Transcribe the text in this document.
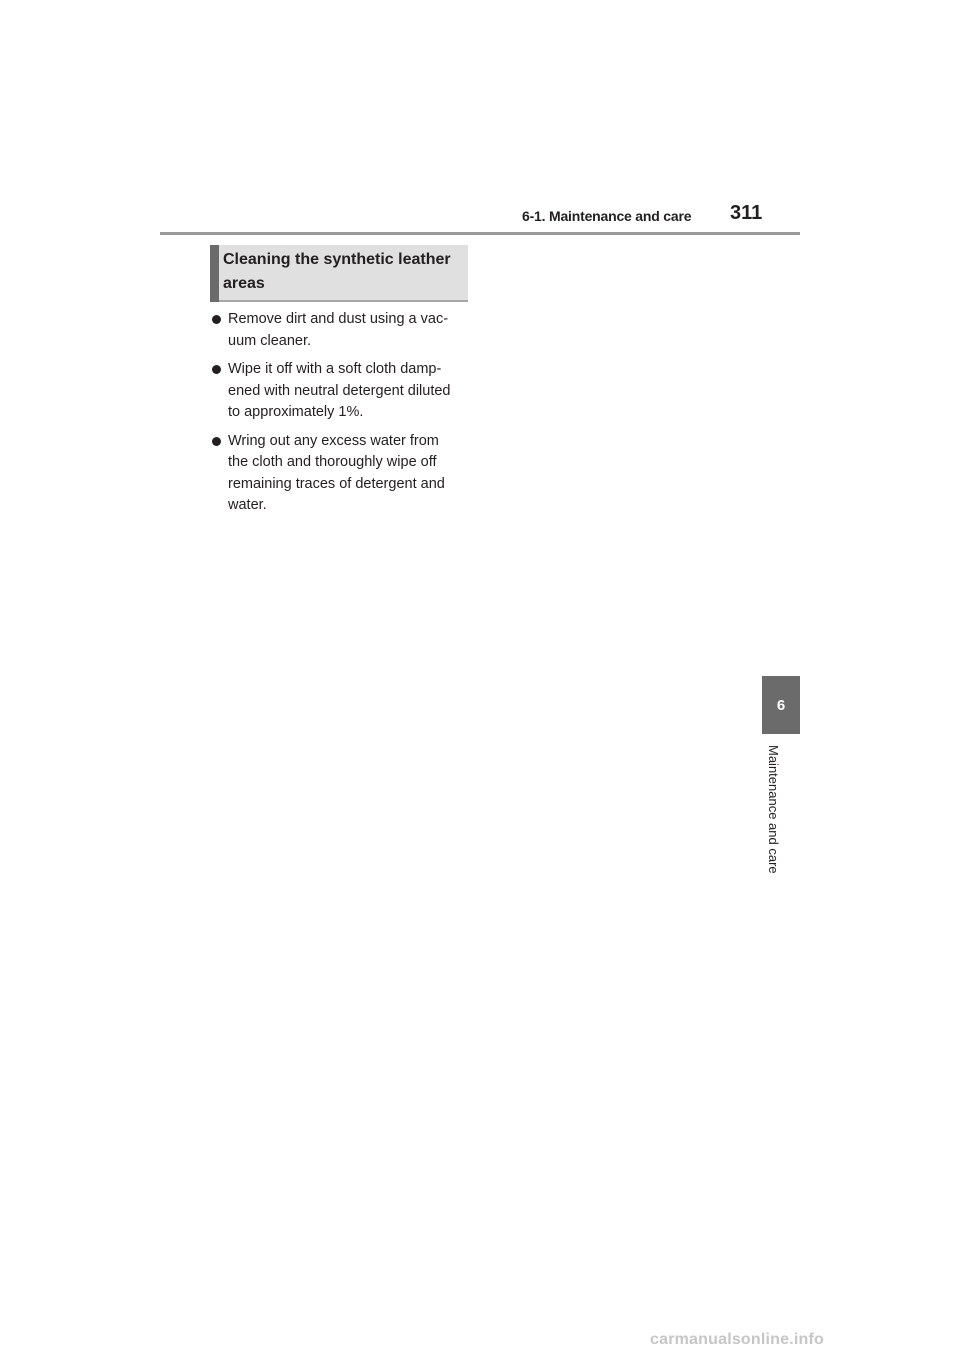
6-1. Maintenance and care 311
Cleaning the synthetic leather
areas
Remove dirt and dust using a vac-
uum cleaner.
Wipe it off with a soft cloth damp-
ened with neutral detergent diluted
to approximately 1%.
Wring out any excess water from
the cloth and thoroughly wipe off
remaining traces of detergent and
water.
6
Maintenance and care
carmanualsonline.info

## [Written instruction]
Leave out every picture and copy the rest of the records exactly.

## [Answer in full]
Transcribe the text in this document.
6-1. Maintenance and care 311
Cleaning the synthetic leather
areas
Remove dirt and dust using a vac-
uum cleaner.
Wipe it off with a soft cloth damp-
ened with neutral detergent diluted
to approximately 1%.
Wring out any excess water from
the cloth and thoroughly wipe off
remaining traces of detergent and
water.
6
Maintenance and care
carmanualsonline.info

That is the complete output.